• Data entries
* * * * * * *

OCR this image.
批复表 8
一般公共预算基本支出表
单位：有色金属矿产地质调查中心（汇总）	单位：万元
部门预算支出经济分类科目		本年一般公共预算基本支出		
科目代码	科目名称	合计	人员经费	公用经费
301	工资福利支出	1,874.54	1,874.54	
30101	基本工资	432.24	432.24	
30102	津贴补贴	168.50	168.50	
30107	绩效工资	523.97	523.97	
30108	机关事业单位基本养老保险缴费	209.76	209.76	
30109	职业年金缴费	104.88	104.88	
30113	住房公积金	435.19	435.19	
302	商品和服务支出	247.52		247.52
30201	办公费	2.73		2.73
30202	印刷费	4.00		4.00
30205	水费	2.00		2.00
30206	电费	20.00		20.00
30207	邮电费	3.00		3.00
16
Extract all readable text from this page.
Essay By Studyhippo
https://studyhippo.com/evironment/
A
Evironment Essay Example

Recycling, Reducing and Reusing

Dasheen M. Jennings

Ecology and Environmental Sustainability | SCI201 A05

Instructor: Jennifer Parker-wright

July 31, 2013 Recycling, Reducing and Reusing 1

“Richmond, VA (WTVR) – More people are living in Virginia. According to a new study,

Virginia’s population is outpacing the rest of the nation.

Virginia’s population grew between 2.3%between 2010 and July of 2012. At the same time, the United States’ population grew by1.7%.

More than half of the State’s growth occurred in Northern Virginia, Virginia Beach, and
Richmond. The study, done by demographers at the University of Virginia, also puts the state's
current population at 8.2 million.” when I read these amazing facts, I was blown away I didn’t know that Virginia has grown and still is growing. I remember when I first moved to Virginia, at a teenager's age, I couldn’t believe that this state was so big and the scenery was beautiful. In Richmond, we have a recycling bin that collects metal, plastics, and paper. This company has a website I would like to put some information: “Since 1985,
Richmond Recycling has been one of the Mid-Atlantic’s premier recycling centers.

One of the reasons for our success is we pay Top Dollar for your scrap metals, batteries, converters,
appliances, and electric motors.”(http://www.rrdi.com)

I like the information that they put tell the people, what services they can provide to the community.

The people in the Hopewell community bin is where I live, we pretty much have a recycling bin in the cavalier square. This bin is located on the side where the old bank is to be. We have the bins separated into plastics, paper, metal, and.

* * * * * * *

• What you should do
Lines containing the word "Reusing" are to be counted in the listing; state their number alone.

• Answer below
2